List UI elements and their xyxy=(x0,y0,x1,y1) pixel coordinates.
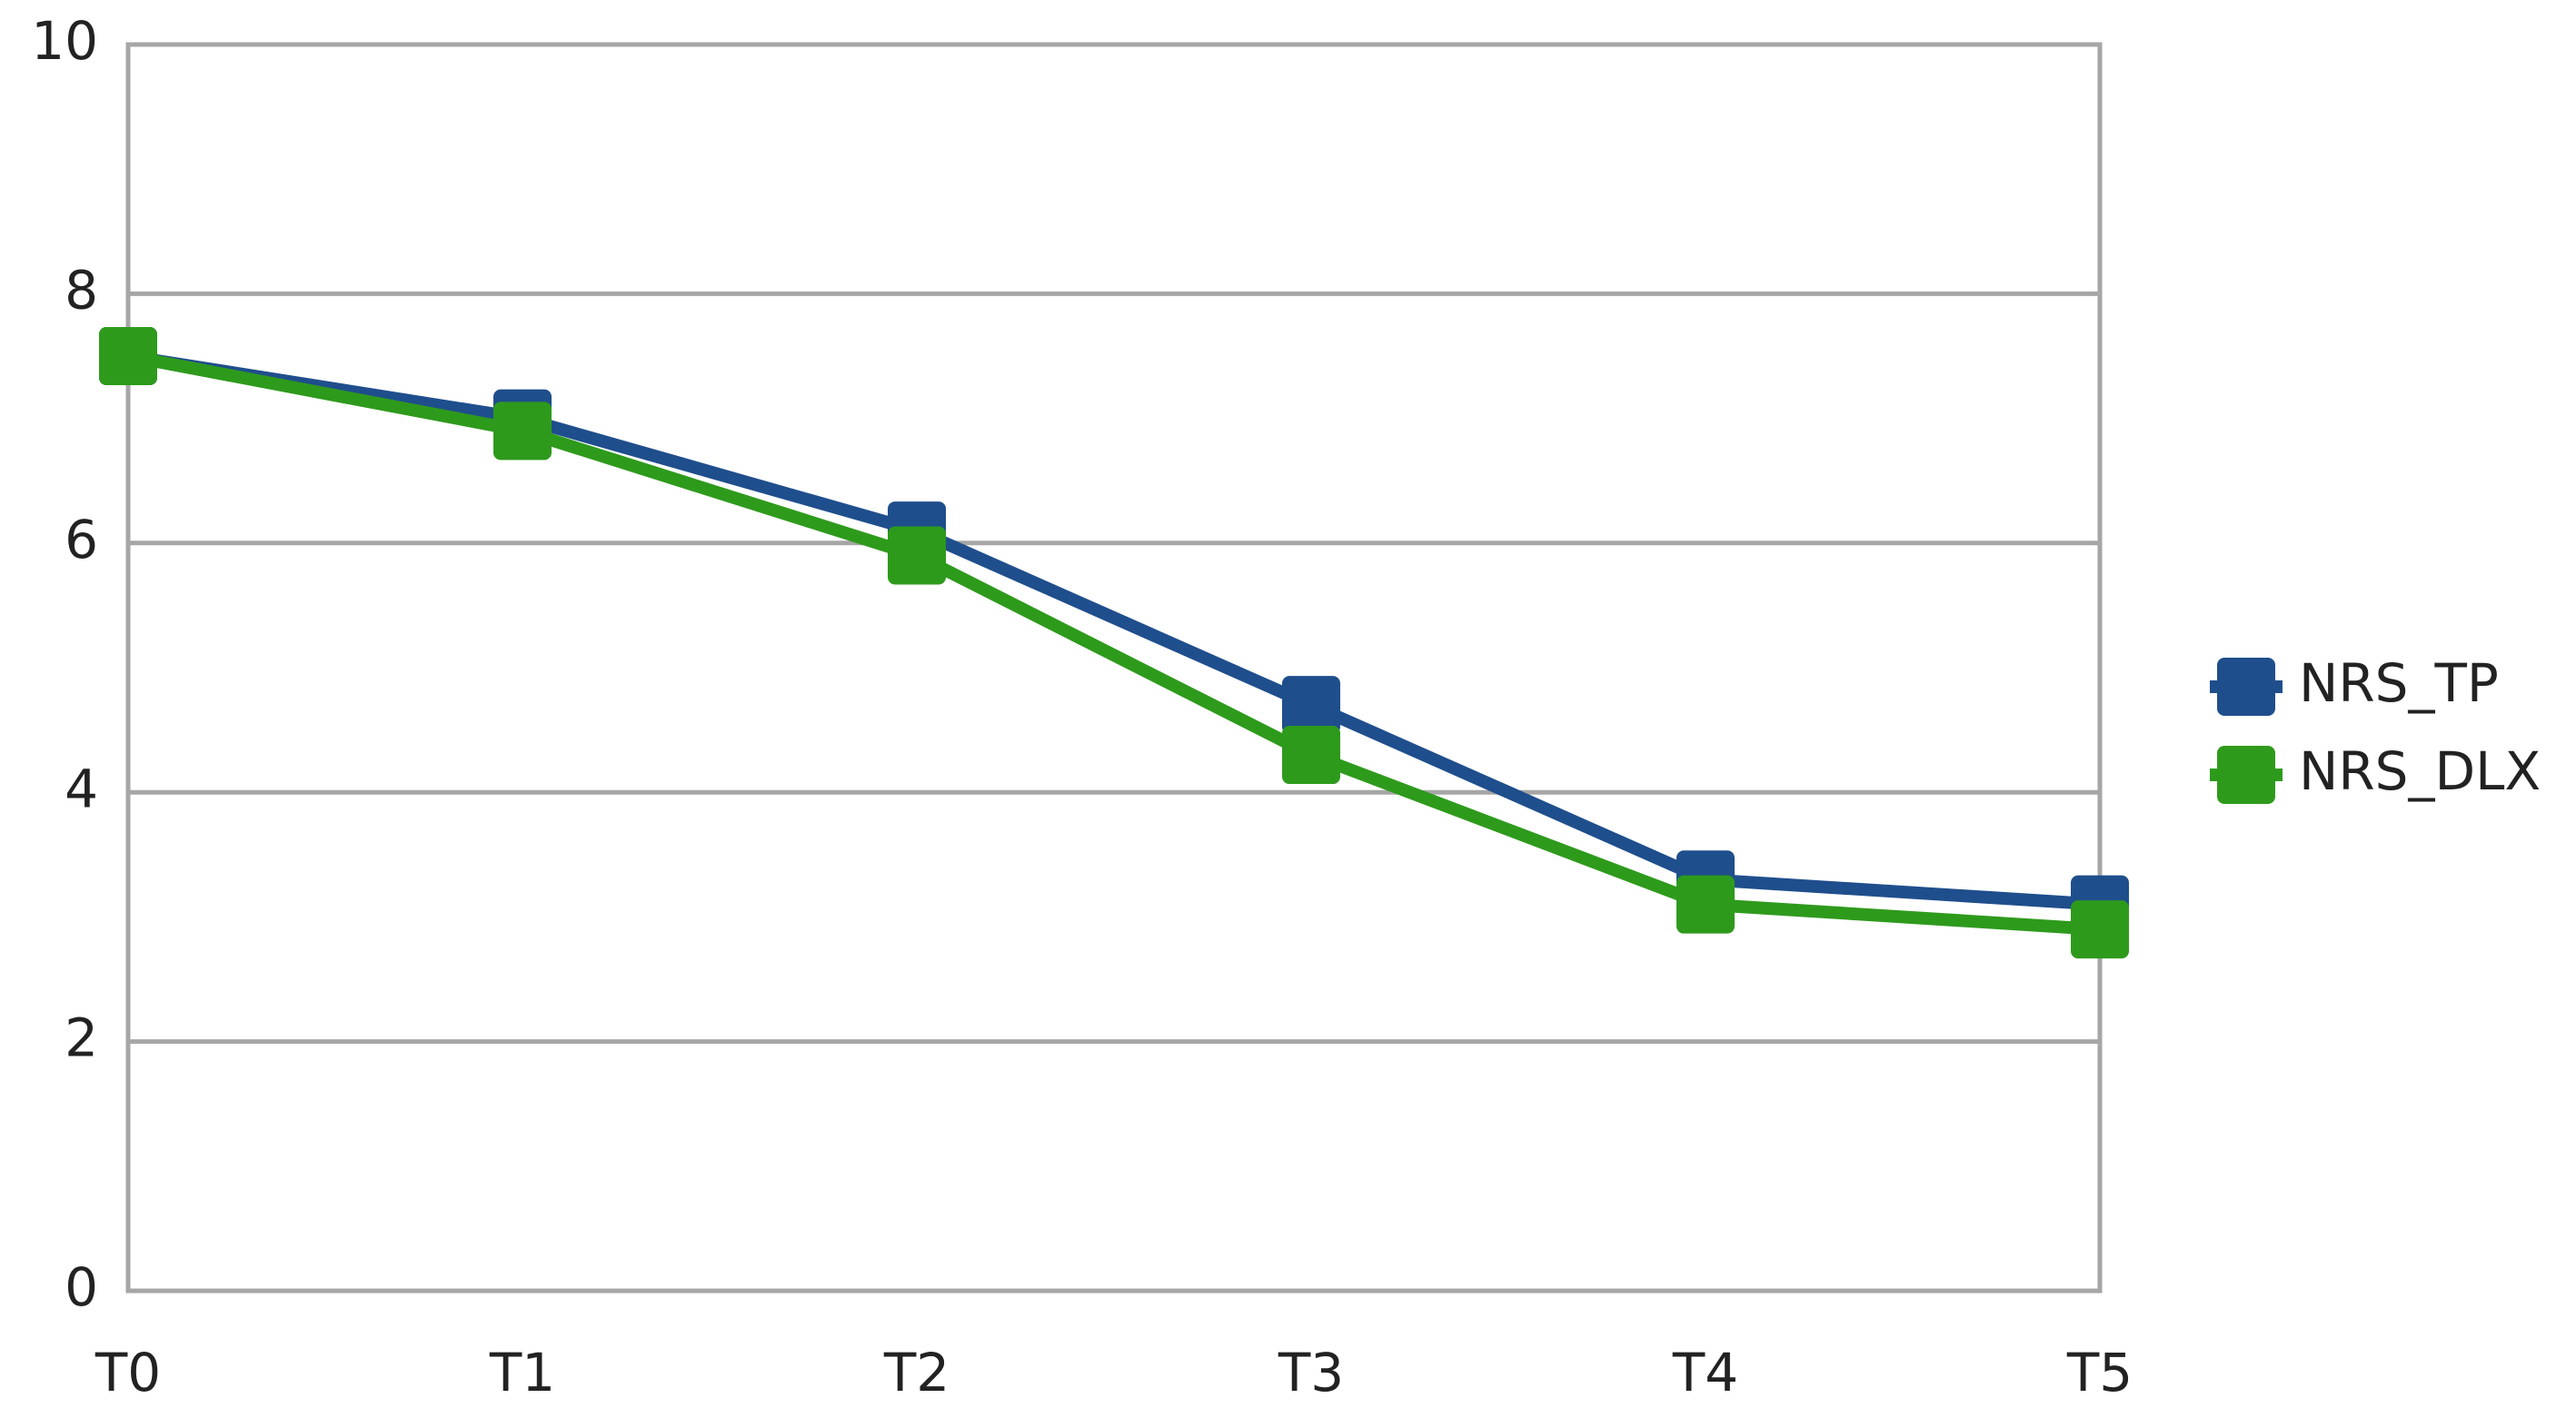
legend-marker xyxy=(2217,746,2275,804)
point-marker xyxy=(888,526,946,585)
series-line xyxy=(126,350,2101,911)
y-tick-label: 0 xyxy=(65,1256,98,1318)
point-marker xyxy=(2071,900,2129,959)
x-tick-label: T1 xyxy=(489,1342,555,1403)
legend-label: NRS_DLX xyxy=(2299,740,2541,802)
x-tick-label: T4 xyxy=(1672,1342,1738,1403)
y-tick-label: 10 xyxy=(31,10,98,72)
x-tick-label: T0 xyxy=(94,1342,161,1403)
x-tick-label: T2 xyxy=(883,1342,950,1403)
point-marker xyxy=(1282,676,1340,735)
point-marker xyxy=(1282,726,1340,785)
x-tick-label: T3 xyxy=(1278,1342,1344,1403)
point-marker xyxy=(493,402,552,461)
legend-marker xyxy=(2217,658,2275,716)
x-tick-label: T5 xyxy=(2066,1342,2133,1403)
legend-label: NRS_TP xyxy=(2299,652,2499,714)
y-tick-label: 2 xyxy=(65,1007,98,1069)
series-line xyxy=(126,350,2101,937)
y-tick-label: 4 xyxy=(65,758,98,819)
point-marker xyxy=(1676,875,1735,934)
y-tick-label: 8 xyxy=(65,260,98,322)
y-tick-label: 6 xyxy=(65,509,98,570)
point-marker xyxy=(99,327,157,385)
plot-border xyxy=(125,42,2103,1294)
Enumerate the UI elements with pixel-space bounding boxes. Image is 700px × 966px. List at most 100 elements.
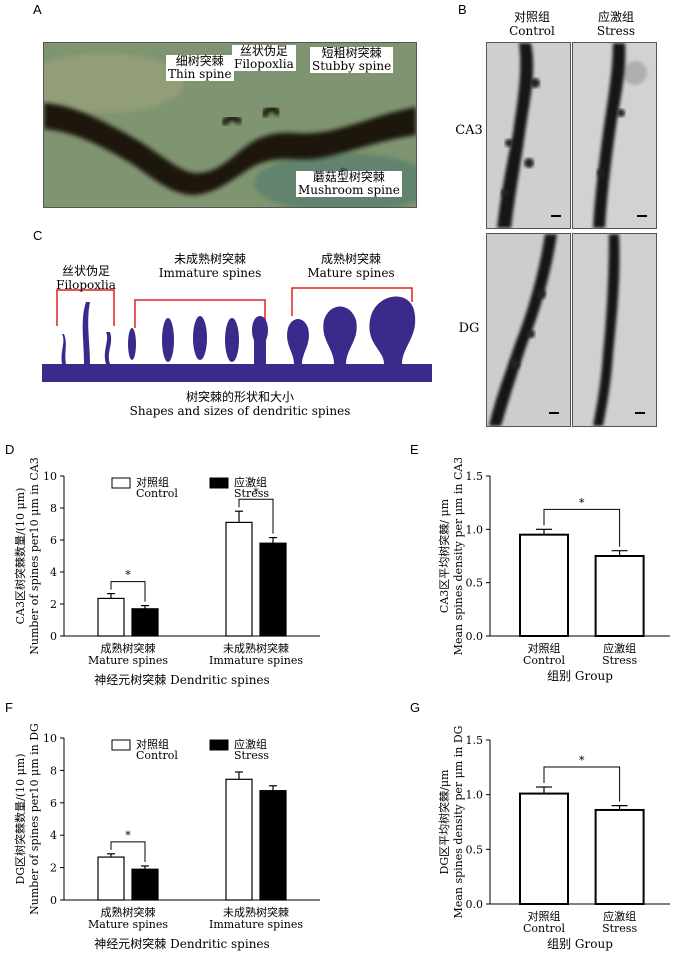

━━━━

Task instructions -> Rewrite the records from their first line through the line that contains "series-line xyxy=(126,350,2101,937)", changing "pixel coordinates" to "pixel positions" and keeping everything else the same. Leave the pictures out of your answer.

Exercise result ->
List UI elements and their xyxy=(x0,y0,x1,y1) pixel positions.
legend-marker xyxy=(2217,746,2275,804)
point-marker xyxy=(888,526,946,585)
series-line xyxy=(126,350,2101,911)
y-tick-label: 0 xyxy=(65,1256,98,1318)
point-marker xyxy=(2071,900,2129,959)
x-tick-label: T1 xyxy=(489,1342,555,1403)
legend-label: NRS_DLX xyxy=(2299,740,2541,802)
x-tick-label: T4 xyxy=(1672,1342,1738,1403)
y-tick-label: 10 xyxy=(31,10,98,72)
x-tick-label: T0 xyxy=(94,1342,161,1403)
x-tick-label: T2 xyxy=(883,1342,950,1403)
point-marker xyxy=(1282,676,1340,735)
point-marker xyxy=(1282,726,1340,785)
x-tick-label: T3 xyxy=(1278,1342,1344,1403)
point-marker xyxy=(493,402,552,461)
legend-marker xyxy=(2217,658,2275,716)
x-tick-label: T5 xyxy=(2066,1342,2133,1403)
legend-label: NRS_TP xyxy=(2299,652,2499,714)
y-tick-label: 2 xyxy=(65,1007,98,1069)
series-line xyxy=(126,350,2101,937)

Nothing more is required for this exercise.